» What the task asks:
Reply with only the number of lines that contain the string "Output".

— START —

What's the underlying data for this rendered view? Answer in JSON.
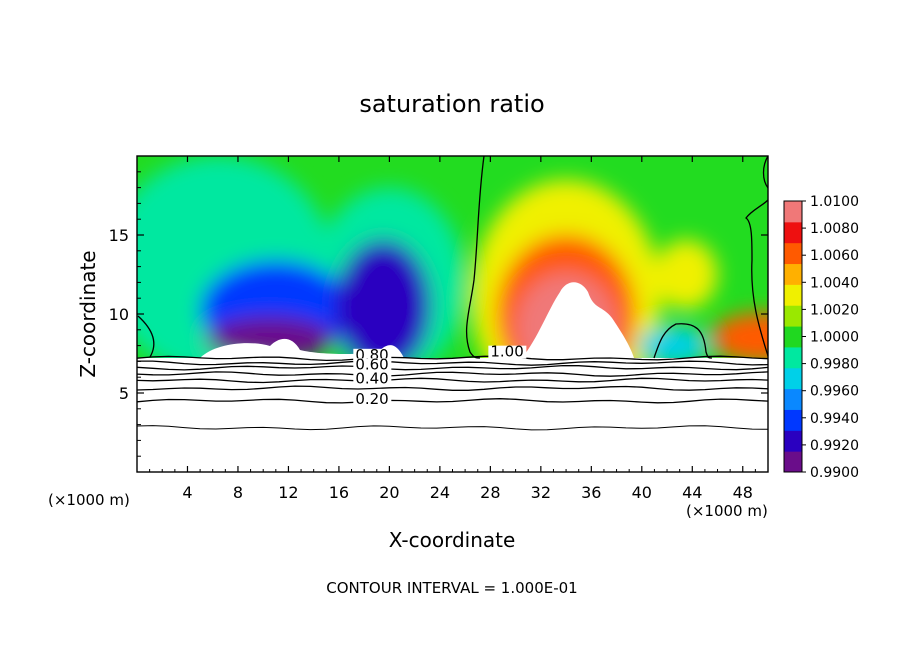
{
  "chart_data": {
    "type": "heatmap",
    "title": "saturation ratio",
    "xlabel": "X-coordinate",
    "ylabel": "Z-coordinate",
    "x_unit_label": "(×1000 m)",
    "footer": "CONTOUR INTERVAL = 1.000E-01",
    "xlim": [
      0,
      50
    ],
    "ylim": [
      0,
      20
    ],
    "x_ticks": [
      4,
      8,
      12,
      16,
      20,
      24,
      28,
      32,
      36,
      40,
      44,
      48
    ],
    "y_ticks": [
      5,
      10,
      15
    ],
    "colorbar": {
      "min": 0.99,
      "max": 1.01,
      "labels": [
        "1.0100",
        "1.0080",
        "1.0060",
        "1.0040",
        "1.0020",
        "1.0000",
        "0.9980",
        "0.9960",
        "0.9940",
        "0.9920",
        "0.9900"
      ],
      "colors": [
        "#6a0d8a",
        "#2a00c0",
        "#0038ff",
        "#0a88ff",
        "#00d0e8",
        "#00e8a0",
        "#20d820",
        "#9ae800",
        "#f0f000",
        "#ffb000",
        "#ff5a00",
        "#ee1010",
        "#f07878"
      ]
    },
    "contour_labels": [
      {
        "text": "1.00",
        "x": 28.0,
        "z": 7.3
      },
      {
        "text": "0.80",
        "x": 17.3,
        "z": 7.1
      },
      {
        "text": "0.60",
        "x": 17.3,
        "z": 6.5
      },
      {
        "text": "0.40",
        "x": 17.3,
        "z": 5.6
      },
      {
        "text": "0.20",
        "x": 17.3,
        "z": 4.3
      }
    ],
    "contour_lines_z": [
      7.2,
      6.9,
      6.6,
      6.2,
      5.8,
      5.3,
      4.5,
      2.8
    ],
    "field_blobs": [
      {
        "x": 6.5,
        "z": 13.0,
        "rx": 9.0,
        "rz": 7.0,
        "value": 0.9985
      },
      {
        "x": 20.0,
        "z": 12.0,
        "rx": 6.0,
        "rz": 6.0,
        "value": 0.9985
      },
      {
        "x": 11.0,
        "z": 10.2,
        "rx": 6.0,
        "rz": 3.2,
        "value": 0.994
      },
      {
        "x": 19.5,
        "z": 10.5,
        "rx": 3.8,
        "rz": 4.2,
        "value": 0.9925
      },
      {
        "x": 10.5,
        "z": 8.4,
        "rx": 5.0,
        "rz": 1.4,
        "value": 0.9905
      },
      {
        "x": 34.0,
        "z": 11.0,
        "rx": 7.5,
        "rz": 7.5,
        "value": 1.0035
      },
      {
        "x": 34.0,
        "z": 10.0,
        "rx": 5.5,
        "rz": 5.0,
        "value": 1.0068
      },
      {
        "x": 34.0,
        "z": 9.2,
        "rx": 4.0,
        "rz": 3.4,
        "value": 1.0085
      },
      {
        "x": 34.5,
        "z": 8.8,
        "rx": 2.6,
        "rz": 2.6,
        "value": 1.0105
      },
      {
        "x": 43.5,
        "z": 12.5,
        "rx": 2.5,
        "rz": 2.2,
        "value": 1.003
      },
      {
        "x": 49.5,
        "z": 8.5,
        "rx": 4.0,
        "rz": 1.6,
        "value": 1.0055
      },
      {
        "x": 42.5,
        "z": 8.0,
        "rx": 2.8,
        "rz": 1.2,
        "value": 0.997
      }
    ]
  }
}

— END —
— START —

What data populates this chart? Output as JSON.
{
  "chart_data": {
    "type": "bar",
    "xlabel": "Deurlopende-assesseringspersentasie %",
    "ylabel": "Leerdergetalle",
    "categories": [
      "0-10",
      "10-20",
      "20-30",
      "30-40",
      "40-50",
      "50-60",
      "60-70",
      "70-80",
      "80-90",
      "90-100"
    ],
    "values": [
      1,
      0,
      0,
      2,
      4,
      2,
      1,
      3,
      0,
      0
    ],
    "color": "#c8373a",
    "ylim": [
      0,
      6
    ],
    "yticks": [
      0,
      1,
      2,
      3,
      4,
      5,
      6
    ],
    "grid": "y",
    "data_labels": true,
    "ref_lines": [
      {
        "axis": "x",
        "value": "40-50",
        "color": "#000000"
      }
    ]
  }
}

— END —
— START —

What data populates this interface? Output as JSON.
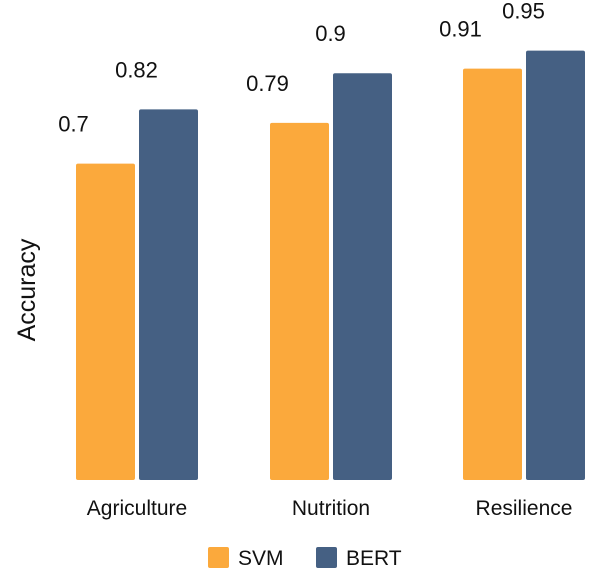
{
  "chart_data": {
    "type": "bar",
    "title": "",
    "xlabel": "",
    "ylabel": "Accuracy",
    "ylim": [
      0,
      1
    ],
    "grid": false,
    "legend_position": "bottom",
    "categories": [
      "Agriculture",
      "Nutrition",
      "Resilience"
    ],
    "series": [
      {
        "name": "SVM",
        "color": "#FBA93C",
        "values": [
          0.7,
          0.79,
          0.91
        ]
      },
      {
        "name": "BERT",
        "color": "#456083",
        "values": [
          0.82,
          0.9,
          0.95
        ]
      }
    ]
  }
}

— END —

» Response to this exercise:
2